**SHORT PROBLEM:** Check each line for the string "JSON" and give only the count of lines that have it.
··········
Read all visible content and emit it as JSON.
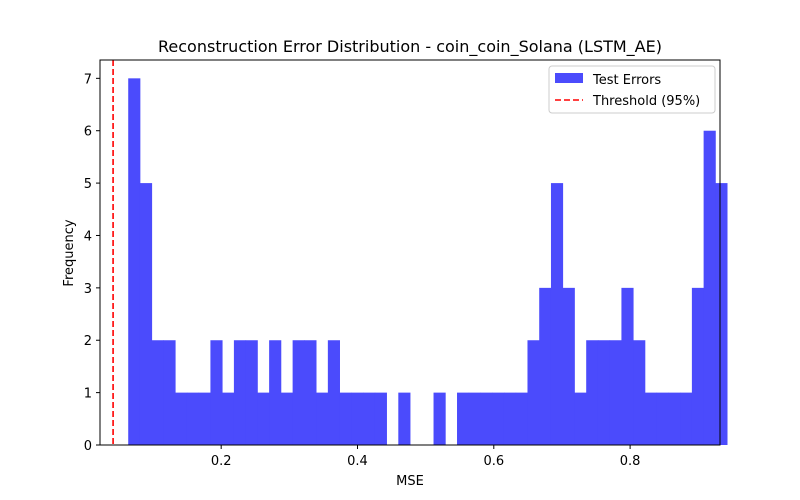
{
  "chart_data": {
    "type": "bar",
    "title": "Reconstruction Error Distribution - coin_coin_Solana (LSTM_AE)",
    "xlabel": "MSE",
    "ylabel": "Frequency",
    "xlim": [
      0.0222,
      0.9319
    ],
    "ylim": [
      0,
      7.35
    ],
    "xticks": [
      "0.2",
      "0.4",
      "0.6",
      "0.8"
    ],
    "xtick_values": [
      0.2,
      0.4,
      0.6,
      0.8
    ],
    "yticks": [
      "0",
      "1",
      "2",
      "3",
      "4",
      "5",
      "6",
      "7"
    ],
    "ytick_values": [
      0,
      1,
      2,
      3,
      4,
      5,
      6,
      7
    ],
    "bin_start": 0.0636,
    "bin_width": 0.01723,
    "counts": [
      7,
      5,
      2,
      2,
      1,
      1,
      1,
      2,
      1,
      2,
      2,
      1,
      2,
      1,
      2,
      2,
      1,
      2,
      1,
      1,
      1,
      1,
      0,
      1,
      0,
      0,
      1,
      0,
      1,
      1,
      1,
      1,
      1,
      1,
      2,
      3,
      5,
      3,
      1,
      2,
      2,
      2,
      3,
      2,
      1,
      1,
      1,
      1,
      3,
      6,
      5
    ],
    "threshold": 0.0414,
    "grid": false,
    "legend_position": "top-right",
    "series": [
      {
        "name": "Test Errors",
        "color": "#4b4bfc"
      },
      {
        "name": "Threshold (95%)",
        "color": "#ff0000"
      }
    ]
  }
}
··········
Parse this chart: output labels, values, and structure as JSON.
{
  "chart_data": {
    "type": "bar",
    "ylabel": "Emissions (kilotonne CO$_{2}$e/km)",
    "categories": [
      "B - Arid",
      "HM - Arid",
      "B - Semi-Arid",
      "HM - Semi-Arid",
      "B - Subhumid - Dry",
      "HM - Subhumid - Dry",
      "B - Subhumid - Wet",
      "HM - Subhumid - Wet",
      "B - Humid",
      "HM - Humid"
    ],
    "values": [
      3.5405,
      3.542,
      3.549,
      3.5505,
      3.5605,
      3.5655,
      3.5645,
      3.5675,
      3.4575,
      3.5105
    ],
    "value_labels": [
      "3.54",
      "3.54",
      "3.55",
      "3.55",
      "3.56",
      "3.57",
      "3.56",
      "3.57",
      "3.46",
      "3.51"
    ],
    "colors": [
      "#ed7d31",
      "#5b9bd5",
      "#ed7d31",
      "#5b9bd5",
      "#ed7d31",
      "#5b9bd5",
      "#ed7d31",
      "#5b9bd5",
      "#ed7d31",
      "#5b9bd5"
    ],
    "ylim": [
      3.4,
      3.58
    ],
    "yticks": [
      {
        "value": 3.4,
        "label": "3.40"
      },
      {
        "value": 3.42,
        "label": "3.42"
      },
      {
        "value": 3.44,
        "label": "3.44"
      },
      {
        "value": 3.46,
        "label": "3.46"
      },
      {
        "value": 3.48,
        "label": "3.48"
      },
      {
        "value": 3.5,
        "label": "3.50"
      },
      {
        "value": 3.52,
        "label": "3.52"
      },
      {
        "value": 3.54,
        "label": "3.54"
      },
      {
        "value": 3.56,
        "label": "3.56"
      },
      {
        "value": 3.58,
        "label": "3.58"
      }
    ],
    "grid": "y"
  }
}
··········
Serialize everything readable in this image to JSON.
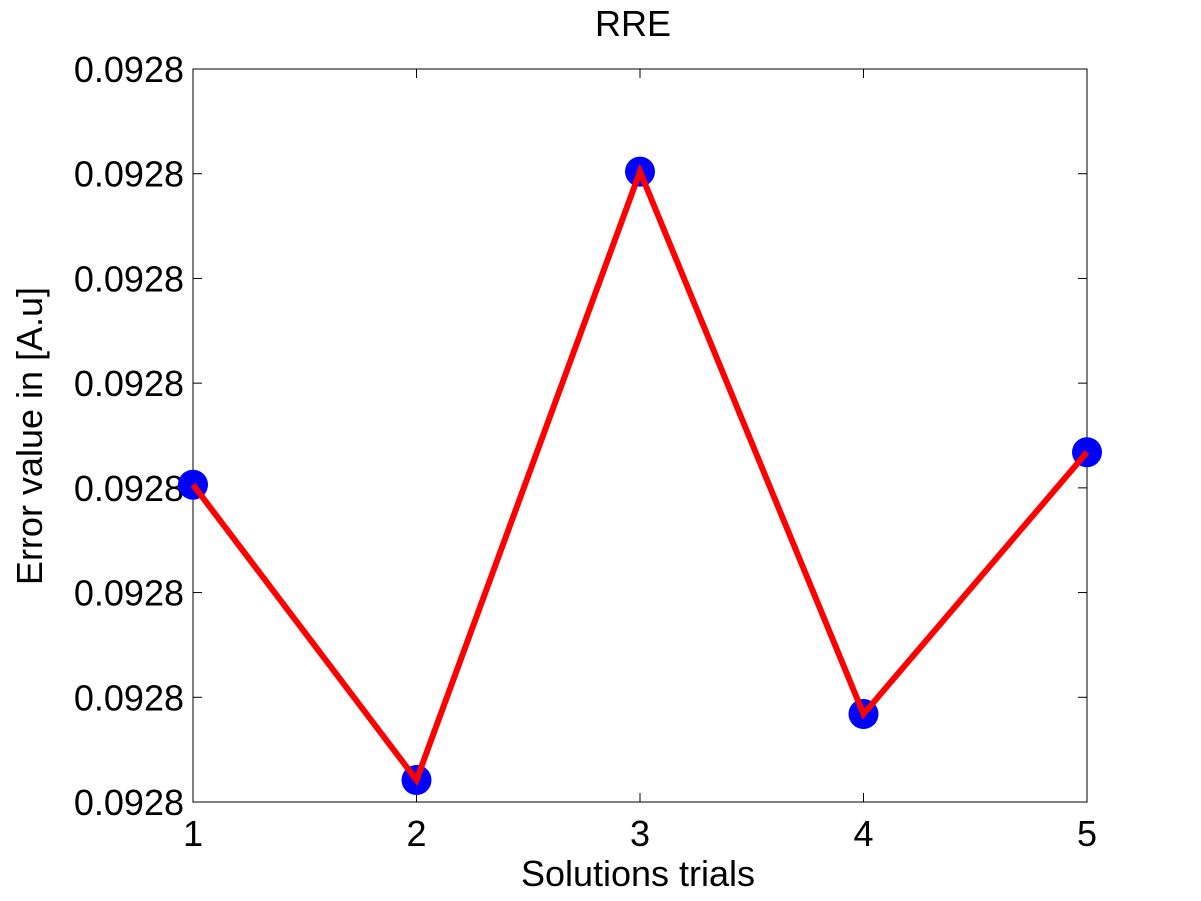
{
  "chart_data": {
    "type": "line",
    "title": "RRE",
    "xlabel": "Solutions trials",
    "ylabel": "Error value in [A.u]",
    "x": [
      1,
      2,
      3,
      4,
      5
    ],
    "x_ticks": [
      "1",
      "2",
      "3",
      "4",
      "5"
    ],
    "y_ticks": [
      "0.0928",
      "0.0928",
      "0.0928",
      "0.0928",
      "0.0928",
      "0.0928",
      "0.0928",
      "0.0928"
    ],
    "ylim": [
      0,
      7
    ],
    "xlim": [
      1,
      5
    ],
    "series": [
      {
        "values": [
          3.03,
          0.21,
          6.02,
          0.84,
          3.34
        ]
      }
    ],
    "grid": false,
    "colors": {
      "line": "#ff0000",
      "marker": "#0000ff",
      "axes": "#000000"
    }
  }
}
··········
**RIGHT ANSWER:** 3